(Boxed element entries)

• • • • •

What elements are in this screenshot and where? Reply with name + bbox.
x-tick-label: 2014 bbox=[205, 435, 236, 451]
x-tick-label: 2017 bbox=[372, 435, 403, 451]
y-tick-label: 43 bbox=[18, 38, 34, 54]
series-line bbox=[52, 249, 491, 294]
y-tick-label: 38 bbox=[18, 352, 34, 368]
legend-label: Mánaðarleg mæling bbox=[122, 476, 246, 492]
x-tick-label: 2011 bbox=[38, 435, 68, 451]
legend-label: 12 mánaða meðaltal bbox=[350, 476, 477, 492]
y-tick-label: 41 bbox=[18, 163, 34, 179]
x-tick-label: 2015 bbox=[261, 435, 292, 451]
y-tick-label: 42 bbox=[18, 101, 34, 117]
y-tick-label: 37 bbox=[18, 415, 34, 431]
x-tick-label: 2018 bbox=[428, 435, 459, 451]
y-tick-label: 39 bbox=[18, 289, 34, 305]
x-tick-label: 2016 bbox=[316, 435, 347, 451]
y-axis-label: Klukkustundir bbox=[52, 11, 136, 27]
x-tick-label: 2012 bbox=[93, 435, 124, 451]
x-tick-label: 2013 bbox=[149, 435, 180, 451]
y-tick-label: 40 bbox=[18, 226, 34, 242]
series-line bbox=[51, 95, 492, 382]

• • • • •

What is needed |
Write out every line of the data above word for word, changing nothing.

Answer to this task |
What elements are in this screenshot and where? Reply with name + bbox.
x-tick-label: 2014 bbox=[205, 435, 236, 451]
x-tick-label: 2017 bbox=[372, 435, 403, 451]
y-tick-label: 43 bbox=[18, 38, 34, 54]
series-line bbox=[52, 249, 491, 294]
y-tick-label: 38 bbox=[18, 352, 34, 368]
legend-label: Mánaðarleg mæling bbox=[122, 476, 246, 492]
x-tick-label: 2011 bbox=[38, 435, 68, 451]
legend-label: 12 mánaða meðaltal bbox=[350, 476, 477, 492]
y-tick-label: 41 bbox=[18, 163, 34, 179]
x-tick-label: 2015 bbox=[261, 435, 292, 451]
y-tick-label: 42 bbox=[18, 101, 34, 117]
y-tick-label: 37 bbox=[18, 415, 34, 431]
x-tick-label: 2018 bbox=[428, 435, 459, 451]
y-tick-label: 39 bbox=[18, 289, 34, 305]
x-tick-label: 2016 bbox=[316, 435, 347, 451]
y-axis-label: Klukkustundir bbox=[52, 11, 136, 27]
x-tick-label: 2012 bbox=[93, 435, 124, 451]
x-tick-label: 2013 bbox=[149, 435, 180, 451]
y-tick-label: 40 bbox=[18, 226, 34, 242]
series-line bbox=[51, 95, 492, 382]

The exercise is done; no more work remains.